Data entries
>> Begin
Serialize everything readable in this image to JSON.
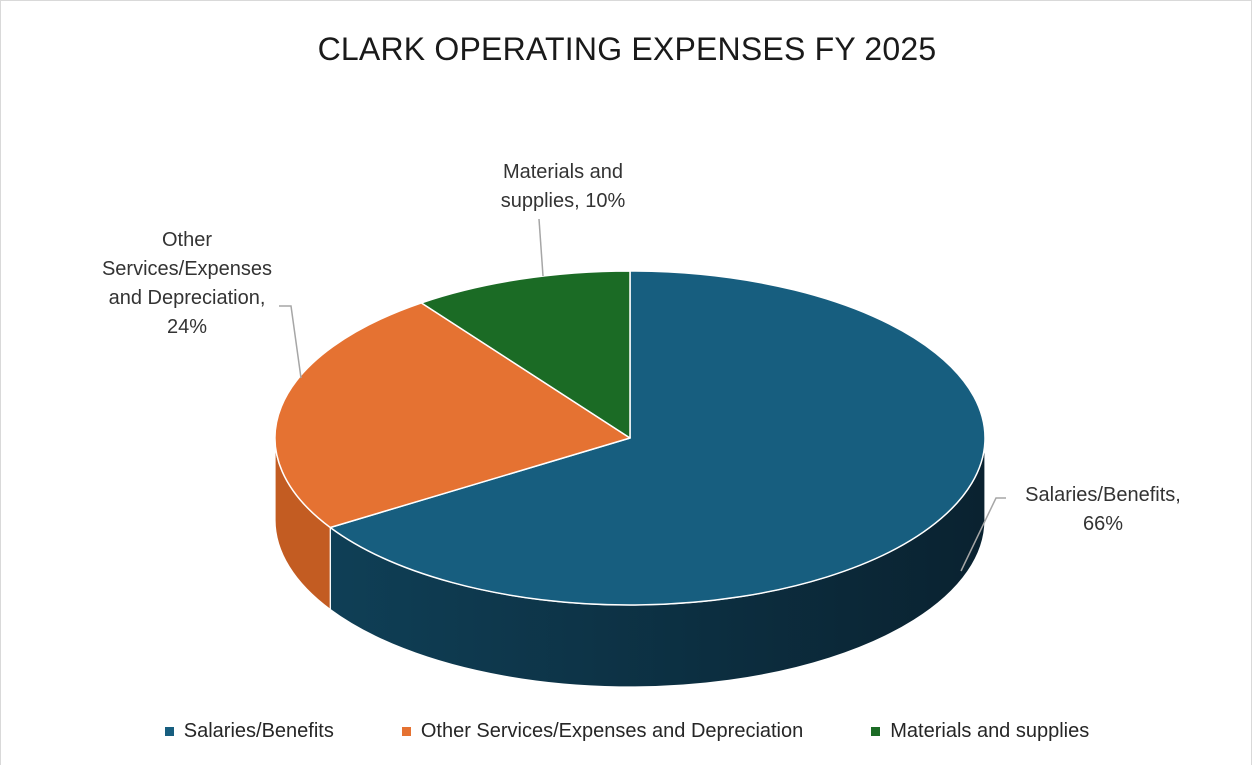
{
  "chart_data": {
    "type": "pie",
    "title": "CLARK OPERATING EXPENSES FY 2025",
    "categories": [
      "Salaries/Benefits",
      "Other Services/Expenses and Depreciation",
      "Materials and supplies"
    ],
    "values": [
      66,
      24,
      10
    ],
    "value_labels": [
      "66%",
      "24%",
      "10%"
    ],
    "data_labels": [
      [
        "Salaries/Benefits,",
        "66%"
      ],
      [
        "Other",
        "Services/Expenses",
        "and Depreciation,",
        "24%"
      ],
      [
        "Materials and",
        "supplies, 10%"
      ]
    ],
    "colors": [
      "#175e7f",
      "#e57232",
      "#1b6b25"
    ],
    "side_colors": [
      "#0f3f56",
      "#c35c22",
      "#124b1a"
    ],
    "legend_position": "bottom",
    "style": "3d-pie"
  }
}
>> End
Look through the data and gather every line with the string "supplies" in it.

» **Solution**
      "Materials and supplies"
        "supplies, 10%"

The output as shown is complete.